### Extracted material
------

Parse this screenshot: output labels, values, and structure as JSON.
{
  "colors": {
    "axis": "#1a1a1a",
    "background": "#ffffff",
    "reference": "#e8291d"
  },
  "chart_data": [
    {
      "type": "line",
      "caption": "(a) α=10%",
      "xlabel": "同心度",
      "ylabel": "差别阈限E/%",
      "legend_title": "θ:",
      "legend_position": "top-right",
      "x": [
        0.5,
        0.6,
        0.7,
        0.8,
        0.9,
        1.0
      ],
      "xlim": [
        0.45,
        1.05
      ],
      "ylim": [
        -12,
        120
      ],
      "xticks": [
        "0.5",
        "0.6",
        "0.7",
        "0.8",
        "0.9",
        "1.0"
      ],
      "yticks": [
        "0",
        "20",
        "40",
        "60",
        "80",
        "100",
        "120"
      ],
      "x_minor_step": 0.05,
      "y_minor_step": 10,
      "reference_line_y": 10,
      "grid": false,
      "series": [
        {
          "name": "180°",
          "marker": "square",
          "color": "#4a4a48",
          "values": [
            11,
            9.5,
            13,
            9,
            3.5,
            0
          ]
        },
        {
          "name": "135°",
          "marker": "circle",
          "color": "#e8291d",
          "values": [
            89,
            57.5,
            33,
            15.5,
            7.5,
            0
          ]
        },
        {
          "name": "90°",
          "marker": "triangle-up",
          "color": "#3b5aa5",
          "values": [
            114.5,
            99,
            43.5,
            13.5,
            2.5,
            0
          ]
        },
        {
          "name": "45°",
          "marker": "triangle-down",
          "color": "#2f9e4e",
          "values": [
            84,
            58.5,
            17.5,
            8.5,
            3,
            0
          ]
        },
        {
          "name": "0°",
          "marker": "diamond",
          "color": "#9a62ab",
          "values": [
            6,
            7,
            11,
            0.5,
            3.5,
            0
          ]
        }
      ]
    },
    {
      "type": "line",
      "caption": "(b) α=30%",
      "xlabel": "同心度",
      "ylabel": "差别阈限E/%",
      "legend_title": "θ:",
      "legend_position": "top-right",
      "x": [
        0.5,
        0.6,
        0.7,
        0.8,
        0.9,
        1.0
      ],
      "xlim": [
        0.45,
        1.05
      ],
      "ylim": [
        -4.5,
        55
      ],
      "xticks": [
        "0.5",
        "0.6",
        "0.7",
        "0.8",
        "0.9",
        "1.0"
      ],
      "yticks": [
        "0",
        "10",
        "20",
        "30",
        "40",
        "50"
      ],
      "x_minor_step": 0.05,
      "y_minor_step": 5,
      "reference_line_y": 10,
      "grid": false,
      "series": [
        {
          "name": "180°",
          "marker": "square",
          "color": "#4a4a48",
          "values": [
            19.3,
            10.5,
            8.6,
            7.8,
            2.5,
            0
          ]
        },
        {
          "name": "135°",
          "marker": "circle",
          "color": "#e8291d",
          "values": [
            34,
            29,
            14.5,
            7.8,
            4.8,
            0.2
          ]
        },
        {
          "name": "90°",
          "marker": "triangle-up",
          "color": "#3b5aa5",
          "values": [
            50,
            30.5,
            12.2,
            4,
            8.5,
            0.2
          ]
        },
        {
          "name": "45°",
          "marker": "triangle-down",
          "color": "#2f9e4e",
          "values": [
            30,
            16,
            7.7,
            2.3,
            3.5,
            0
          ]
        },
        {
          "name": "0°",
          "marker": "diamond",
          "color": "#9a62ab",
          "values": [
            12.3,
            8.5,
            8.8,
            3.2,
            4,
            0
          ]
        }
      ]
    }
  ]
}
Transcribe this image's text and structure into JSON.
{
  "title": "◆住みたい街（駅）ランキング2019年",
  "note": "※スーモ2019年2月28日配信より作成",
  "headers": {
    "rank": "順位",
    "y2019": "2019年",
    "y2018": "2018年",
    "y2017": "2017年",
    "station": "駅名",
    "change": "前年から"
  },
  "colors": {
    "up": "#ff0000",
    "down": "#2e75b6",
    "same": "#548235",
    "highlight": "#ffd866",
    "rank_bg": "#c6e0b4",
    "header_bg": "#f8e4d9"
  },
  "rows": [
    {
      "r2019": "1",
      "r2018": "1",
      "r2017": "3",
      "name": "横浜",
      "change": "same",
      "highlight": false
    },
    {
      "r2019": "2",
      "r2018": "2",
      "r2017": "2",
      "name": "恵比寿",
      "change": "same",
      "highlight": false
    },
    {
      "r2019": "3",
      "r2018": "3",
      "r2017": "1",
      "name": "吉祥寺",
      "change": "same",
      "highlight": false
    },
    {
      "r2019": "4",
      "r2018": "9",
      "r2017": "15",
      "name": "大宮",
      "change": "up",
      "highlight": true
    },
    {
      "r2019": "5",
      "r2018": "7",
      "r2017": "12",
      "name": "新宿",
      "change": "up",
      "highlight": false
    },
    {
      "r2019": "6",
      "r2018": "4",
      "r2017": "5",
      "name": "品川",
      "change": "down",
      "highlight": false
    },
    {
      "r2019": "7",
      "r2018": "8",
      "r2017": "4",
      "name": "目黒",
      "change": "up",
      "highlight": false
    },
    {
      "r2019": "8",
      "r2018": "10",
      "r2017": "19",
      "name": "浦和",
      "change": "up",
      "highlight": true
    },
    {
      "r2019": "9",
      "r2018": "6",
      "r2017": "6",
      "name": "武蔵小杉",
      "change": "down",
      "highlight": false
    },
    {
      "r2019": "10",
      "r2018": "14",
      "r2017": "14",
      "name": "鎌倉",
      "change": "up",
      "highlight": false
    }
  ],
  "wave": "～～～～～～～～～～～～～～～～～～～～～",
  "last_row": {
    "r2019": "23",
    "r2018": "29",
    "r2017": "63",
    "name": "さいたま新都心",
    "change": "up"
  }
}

------

### Direction
The entries above must be returned exactly.

### Written solution
Parse this screenshot: output labels, values, and structure as JSON.
{
  "colors": {
    "axis": "#1a1a1a",
    "background": "#ffffff",
    "reference": "#e8291d"
  },
  "chart_data": [
    {
      "type": "line",
      "caption": "(a) α=10%",
      "xlabel": "同心度",
      "ylabel": "差别阈限E/%",
      "legend_title": "θ:",
      "legend_position": "top-right",
      "x": [
        0.5,
        0.6,
        0.7,
        0.8,
        0.9,
        1.0
      ],
      "xlim": [
        0.45,
        1.05
      ],
      "ylim": [
        -12,
        120
      ],
      "xticks": [
        "0.5",
        "0.6",
        "0.7",
        "0.8",
        "0.9",
        "1.0"
      ],
      "yticks": [
        "0",
        "20",
        "40",
        "60",
        "80",
        "100",
        "120"
      ],
      "x_minor_step": 0.05,
      "y_minor_step": 10,
      "reference_line_y": 10,
      "grid": false,
      "series": [
        {
          "name": "180°",
          "marker": "square",
          "color": "#4a4a48",
          "values": [
            11,
            9.5,
            13,
            9,
            3.5,
            0
          ]
        },
        {
          "name": "135°",
          "marker": "circle",
          "color": "#e8291d",
          "values": [
            89,
            57.5,
            33,
            15.5,
            7.5,
            0
          ]
        },
        {
          "name": "90°",
          "marker": "triangle-up",
          "color": "#3b5aa5",
          "values": [
            114.5,
            99,
            43.5,
            13.5,
            2.5,
            0
          ]
        },
        {
          "name": "45°",
          "marker": "triangle-down",
          "color": "#2f9e4e",
          "values": [
            84,
            58.5,
            17.5,
            8.5,
            3,
            0
          ]
        },
        {
          "name": "0°",
          "marker": "diamond",
          "color": "#9a62ab",
          "values": [
            6,
            7,
            11,
            0.5,
            3.5,
            0
          ]
        }
      ]
    },
    {
      "type": "line",
      "caption": "(b) α=30%",
      "xlabel": "同心度",
      "ylabel": "差别阈限E/%",
      "legend_title": "θ:",
      "legend_position": "top-right",
      "x": [
        0.5,
        0.6,
        0.7,
        0.8,
        0.9,
        1.0
      ],
      "xlim": [
        0.45,
        1.05
      ],
      "ylim": [
        -4.5,
        55
      ],
      "xticks": [
        "0.5",
        "0.6",
        "0.7",
        "0.8",
        "0.9",
        "1.0"
      ],
      "yticks": [
        "0",
        "10",
        "20",
        "30",
        "40",
        "50"
      ],
      "x_minor_step": 0.05,
      "y_minor_step": 5,
      "reference_line_y": 10,
      "grid": false,
      "series": [
        {
          "name": "180°",
          "marker": "square",
          "color": "#4a4a48",
          "values": [
            19.3,
            10.5,
            8.6,
            7.8,
            2.5,
            0
          ]
        },
        {
          "name": "135°",
          "marker": "circle",
          "color": "#e8291d",
          "values": [
            34,
            29,
            14.5,
            7.8,
            4.8,
            0.2
          ]
        },
        {
          "name": "90°",
          "marker": "triangle-up",
          "color": "#3b5aa5",
          "values": [
            50,
            30.5,
            12.2,
            4,
            8.5,
            0.2
          ]
        },
        {
          "name": "45°",
          "marker": "triangle-down",
          "color": "#2f9e4e",
          "values": [
            30,
            16,
            7.7,
            2.3,
            3.5,
            0
          ]
        },
        {
          "name": "0°",
          "marker": "diamond",
          "color": "#9a62ab",
          "values": [
            12.3,
            8.5,
            8.8,
            3.2,
            4,
            0
          ]
        }
      ]
    }
  ]
}
Transcribe this image's text and structure into JSON.
{
  "title": "◆住みたい街（駅）ランキング2019年",
  "note": "※スーモ2019年2月28日配信より作成",
  "headers": {
    "rank": "順位",
    "y2019": "2019年",
    "y2018": "2018年",
    "y2017": "2017年",
    "station": "駅名",
    "change": "前年から"
  },
  "colors": {
    "up": "#ff0000",
    "down": "#2e75b6",
    "same": "#548235",
    "highlight": "#ffd866",
    "rank_bg": "#c6e0b4",
    "header_bg": "#f8e4d9"
  },
  "rows": [
    {
      "r2019": "1",
      "r2018": "1",
      "r2017": "3",
      "name": "横浜",
      "change": "same",
      "highlight": false
    },
    {
      "r2019": "2",
      "r2018": "2",
      "r2017": "2",
      "name": "恵比寿",
      "change": "same",
      "highlight": false
    },
    {
      "r2019": "3",
      "r2018": "3",
      "r2017": "1",
      "name": "吉祥寺",
      "change": "same",
      "highlight": false
    },
    {
      "r2019": "4",
      "r2018": "9",
      "r2017": "15",
      "name": "大宮",
      "change": "up",
      "highlight": true
    },
    {
      "r2019": "5",
      "r2018": "7",
      "r2017": "12",
      "name": "新宿",
      "change": "up",
      "highlight": false
    },
    {
      "r2019": "6",
      "r2018": "4",
      "r2017": "5",
      "name": "品川",
      "change": "down",
      "highlight": false
    },
    {
      "r2019": "7",
      "r2018": "8",
      "r2017": "4",
      "name": "目黒",
      "change": "up",
      "highlight": false
    },
    {
      "r2019": "8",
      "r2018": "10",
      "r2017": "19",
      "name": "浦和",
      "change": "up",
      "highlight": true
    },
    {
      "r2019": "9",
      "r2018": "6",
      "r2017": "6",
      "name": "武蔵小杉",
      "change": "down",
      "highlight": false
    },
    {
      "r2019": "10",
      "r2018": "14",
      "r2017": "14",
      "name": "鎌倉",
      "change": "up",
      "highlight": false
    }
  ],
  "wave": "～～～～～～～～～～～～～～～～～～～～～",
  "last_row": {
    "r2019": "23",
    "r2018": "29",
    "r2017": "63",
    "name": "さいたま新都心",
    "change": "up"
  }
}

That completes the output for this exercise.